* Given exercise *
Verbatim output of all the material below is required.

* Material shown *
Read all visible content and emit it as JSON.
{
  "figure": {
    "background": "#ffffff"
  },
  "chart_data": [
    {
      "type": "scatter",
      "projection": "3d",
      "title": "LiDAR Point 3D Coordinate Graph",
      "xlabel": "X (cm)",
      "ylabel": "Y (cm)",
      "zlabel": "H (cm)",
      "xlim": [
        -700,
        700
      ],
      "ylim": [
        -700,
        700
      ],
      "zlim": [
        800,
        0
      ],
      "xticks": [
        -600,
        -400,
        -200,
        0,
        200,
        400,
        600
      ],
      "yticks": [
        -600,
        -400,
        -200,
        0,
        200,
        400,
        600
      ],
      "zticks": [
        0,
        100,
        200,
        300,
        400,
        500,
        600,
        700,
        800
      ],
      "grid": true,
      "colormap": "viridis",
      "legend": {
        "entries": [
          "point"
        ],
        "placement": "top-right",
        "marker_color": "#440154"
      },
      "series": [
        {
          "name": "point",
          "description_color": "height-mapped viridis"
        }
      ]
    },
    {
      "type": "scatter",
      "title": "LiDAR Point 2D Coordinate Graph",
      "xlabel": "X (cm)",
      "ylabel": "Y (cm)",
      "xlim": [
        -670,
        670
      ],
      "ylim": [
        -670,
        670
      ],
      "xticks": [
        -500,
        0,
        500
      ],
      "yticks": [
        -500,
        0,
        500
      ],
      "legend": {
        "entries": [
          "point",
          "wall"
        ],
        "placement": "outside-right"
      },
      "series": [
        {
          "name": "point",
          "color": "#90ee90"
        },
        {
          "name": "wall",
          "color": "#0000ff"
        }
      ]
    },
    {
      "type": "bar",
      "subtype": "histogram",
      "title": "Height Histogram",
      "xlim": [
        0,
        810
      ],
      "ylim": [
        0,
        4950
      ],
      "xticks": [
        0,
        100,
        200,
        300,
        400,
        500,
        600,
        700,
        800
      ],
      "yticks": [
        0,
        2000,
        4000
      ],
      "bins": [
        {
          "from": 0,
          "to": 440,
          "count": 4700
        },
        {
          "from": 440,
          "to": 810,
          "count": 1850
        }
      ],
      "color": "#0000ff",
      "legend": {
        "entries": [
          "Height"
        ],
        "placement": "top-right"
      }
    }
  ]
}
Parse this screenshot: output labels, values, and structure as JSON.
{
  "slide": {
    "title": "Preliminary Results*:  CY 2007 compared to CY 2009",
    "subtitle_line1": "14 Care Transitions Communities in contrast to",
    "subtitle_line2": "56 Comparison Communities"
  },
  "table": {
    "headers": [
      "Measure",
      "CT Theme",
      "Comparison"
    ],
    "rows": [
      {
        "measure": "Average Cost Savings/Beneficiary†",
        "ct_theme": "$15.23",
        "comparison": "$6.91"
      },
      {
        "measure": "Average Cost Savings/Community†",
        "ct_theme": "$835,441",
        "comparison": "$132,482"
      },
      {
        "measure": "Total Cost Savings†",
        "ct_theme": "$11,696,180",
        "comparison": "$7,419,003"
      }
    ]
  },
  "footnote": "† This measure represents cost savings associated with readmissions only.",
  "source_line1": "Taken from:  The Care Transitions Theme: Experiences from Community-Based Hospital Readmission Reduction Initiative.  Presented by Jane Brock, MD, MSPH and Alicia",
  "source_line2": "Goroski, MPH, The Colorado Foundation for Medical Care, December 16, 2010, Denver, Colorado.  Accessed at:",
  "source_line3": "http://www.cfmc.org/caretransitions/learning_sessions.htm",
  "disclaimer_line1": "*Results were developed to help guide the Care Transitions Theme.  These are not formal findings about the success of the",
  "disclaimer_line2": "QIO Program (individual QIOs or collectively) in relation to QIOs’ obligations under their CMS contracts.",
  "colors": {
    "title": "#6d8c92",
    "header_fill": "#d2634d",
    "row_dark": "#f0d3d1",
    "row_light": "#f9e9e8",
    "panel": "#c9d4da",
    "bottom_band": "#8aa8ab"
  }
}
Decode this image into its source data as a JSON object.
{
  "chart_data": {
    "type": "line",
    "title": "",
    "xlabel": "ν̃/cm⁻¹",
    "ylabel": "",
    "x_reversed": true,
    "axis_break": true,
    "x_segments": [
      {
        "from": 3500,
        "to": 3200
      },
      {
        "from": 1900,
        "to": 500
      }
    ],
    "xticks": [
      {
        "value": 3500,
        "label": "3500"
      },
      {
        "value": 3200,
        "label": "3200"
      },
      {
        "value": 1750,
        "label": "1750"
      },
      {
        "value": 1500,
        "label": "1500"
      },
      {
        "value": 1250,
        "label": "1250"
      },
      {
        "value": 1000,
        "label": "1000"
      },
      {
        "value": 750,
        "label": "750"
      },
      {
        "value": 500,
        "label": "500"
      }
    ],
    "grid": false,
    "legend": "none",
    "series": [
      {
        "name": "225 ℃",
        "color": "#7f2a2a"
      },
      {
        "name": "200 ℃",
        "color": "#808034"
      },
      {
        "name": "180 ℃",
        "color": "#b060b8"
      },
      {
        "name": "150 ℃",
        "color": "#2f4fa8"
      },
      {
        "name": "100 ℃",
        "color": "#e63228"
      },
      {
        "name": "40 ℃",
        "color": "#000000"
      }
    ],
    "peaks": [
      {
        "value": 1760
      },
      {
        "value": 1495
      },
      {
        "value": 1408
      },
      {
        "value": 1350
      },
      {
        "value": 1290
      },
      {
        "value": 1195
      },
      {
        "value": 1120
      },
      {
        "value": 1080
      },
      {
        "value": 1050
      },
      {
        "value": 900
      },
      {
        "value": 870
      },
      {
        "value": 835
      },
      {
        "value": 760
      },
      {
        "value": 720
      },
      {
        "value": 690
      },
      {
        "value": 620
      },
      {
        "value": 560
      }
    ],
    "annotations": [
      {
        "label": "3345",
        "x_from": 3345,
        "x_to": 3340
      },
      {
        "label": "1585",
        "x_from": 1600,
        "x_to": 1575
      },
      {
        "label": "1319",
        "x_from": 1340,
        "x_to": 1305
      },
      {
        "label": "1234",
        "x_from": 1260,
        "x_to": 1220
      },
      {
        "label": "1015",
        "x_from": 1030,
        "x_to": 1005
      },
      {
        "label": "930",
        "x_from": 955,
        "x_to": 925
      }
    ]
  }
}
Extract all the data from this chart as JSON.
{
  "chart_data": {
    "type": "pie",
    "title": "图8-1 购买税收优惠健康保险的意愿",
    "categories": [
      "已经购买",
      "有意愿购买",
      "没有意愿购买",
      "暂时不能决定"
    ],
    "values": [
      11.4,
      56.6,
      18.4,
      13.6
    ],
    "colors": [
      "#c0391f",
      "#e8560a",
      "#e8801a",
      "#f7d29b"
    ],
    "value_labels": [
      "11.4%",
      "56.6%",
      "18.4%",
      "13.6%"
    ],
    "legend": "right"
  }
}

* The solution *
Read all visible content and emit it as JSON.
{
  "figure": {
    "background": "#ffffff"
  },
  "chart_data": [
    {
      "type": "scatter",
      "projection": "3d",
      "title": "LiDAR Point 3D Coordinate Graph",
      "xlabel": "X (cm)",
      "ylabel": "Y (cm)",
      "zlabel": "H (cm)",
      "xlim": [
        -700,
        700
      ],
      "ylim": [
        -700,
        700
      ],
      "zlim": [
        800,
        0
      ],
      "xticks": [
        -600,
        -400,
        -200,
        0,
        200,
        400,
        600
      ],
      "yticks": [
        -600,
        -400,
        -200,
        0,
        200,
        400,
        600
      ],
      "zticks": [
        0,
        100,
        200,
        300,
        400,
        500,
        600,
        700,
        800
      ],
      "grid": true,
      "colormap": "viridis",
      "legend": {
        "entries": [
          "point"
        ],
        "placement": "top-right",
        "marker_color": "#440154"
      },
      "series": [
        {
          "name": "point",
          "description_color": "height-mapped viridis"
        }
      ]
    },
    {
      "type": "scatter",
      "title": "LiDAR Point 2D Coordinate Graph",
      "xlabel": "X (cm)",
      "ylabel": "Y (cm)",
      "xlim": [
        -670,
        670
      ],
      "ylim": [
        -670,
        670
      ],
      "xticks": [
        -500,
        0,
        500
      ],
      "yticks": [
        -500,
        0,
        500
      ],
      "legend": {
        "entries": [
          "point",
          "wall"
        ],
        "placement": "outside-right"
      },
      "series": [
        {
          "name": "point",
          "color": "#90ee90"
        },
        {
          "name": "wall",
          "color": "#0000ff"
        }
      ]
    },
    {
      "type": "bar",
      "subtype": "histogram",
      "title": "Height Histogram",
      "xlim": [
        0,
        810
      ],
      "ylim": [
        0,
        4950
      ],
      "xticks": [
        0,
        100,
        200,
        300,
        400,
        500,
        600,
        700,
        800
      ],
      "yticks": [
        0,
        2000,
        4000
      ],
      "bins": [
        {
          "from": 0,
          "to": 440,
          "count": 4700
        },
        {
          "from": 440,
          "to": 810,
          "count": 1850
        }
      ],
      "color": "#0000ff",
      "legend": {
        "entries": [
          "Height"
        ],
        "placement": "top-right"
      }
    }
  ]
}
Parse this screenshot: output labels, values, and structure as JSON.
{
  "slide": {
    "title": "Preliminary Results*:  CY 2007 compared to CY 2009",
    "subtitle_line1": "14 Care Transitions Communities in contrast to",
    "subtitle_line2": "56 Comparison Communities"
  },
  "table": {
    "headers": [
      "Measure",
      "CT Theme",
      "Comparison"
    ],
    "rows": [
      {
        "measure": "Average Cost Savings/Beneficiary†",
        "ct_theme": "$15.23",
        "comparison": "$6.91"
      },
      {
        "measure": "Average Cost Savings/Community†",
        "ct_theme": "$835,441",
        "comparison": "$132,482"
      },
      {
        "measure": "Total Cost Savings†",
        "ct_theme": "$11,696,180",
        "comparison": "$7,419,003"
      }
    ]
  },
  "footnote": "† This measure represents cost savings associated with readmissions only.",
  "source_line1": "Taken from:  The Care Transitions Theme: Experiences from Community-Based Hospital Readmission Reduction Initiative.  Presented by Jane Brock, MD, MSPH and Alicia",
  "source_line2": "Goroski, MPH, The Colorado Foundation for Medical Care, December 16, 2010, Denver, Colorado.  Accessed at:",
  "source_line3": "http://www.cfmc.org/caretransitions/learning_sessions.htm",
  "disclaimer_line1": "*Results were developed to help guide the Care Transitions Theme.  These are not formal findings about the success of the",
  "disclaimer_line2": "QIO Program (individual QIOs or collectively) in relation to QIOs’ obligations under their CMS contracts.",
  "colors": {
    "title": "#6d8c92",
    "header_fill": "#d2634d",
    "row_dark": "#f0d3d1",
    "row_light": "#f9e9e8",
    "panel": "#c9d4da",
    "bottom_band": "#8aa8ab"
  }
}
Decode this image into its source data as a JSON object.
{
  "chart_data": {
    "type": "line",
    "title": "",
    "xlabel": "ν̃/cm⁻¹",
    "ylabel": "",
    "x_reversed": true,
    "axis_break": true,
    "x_segments": [
      {
        "from": 3500,
        "to": 3200
      },
      {
        "from": 1900,
        "to": 500
      }
    ],
    "xticks": [
      {
        "value": 3500,
        "label": "3500"
      },
      {
        "value": 3200,
        "label": "3200"
      },
      {
        "value": 1750,
        "label": "1750"
      },
      {
        "value": 1500,
        "label": "1500"
      },
      {
        "value": 1250,
        "label": "1250"
      },
      {
        "value": 1000,
        "label": "1000"
      },
      {
        "value": 750,
        "label": "750"
      },
      {
        "value": 500,
        "label": "500"
      }
    ],
    "grid": false,
    "legend": "none",
    "series": [
      {
        "name": "225 ℃",
        "color": "#7f2a2a"
      },
      {
        "name": "200 ℃",
        "color": "#808034"
      },
      {
        "name": "180 ℃",
        "color": "#b060b8"
      },
      {
        "name": "150 ℃",
        "color": "#2f4fa8"
      },
      {
        "name": "100 ℃",
        "color": "#e63228"
      },
      {
        "name": "40 ℃",
        "color": "#000000"
      }
    ],
    "peaks": [
      {
        "value": 1760
      },
      {
        "value": 1495
      },
      {
        "value": 1408
      },
      {
        "value": 1350
      },
      {
        "value": 1290
      },
      {
        "value": 1195
      },
      {
        "value": 1120
      },
      {
        "value": 1080
      },
      {
        "value": 1050
      },
      {
        "value": 900
      },
      {
        "value": 870
      },
      {
        "value": 835
      },
      {
        "value": 760
      },
      {
        "value": 720
      },
      {
        "value": 690
      },
      {
        "value": 620
      },
      {
        "value": 560
      }
    ],
    "annotations": [
      {
        "label": "3345",
        "x_from": 3345,
        "x_to": 3340
      },
      {
        "label": "1585",
        "x_from": 1600,
        "x_to": 1575
      },
      {
        "label": "1319",
        "x_from": 1340,
        "x_to": 1305
      },
      {
        "label": "1234",
        "x_from": 1260,
        "x_to": 1220
      },
      {
        "label": "1015",
        "x_from": 1030,
        "x_to": 1005
      },
      {
        "label": "930",
        "x_from": 955,
        "x_to": 925
      }
    ]
  }
}
Extract all the data from this chart as JSON.
{
  "chart_data": {
    "type": "pie",
    "title": "图8-1 购买税收优惠健康保险的意愿",
    "categories": [
      "已经购买",
      "有意愿购买",
      "没有意愿购买",
      "暂时不能决定"
    ],
    "values": [
      11.4,
      56.6,
      18.4,
      13.6
    ],
    "colors": [
      "#c0391f",
      "#e8560a",
      "#e8801a",
      "#f7d29b"
    ],
    "value_labels": [
      "11.4%",
      "56.6%",
      "18.4%",
      "13.6%"
    ],
    "legend": "right"
  }
}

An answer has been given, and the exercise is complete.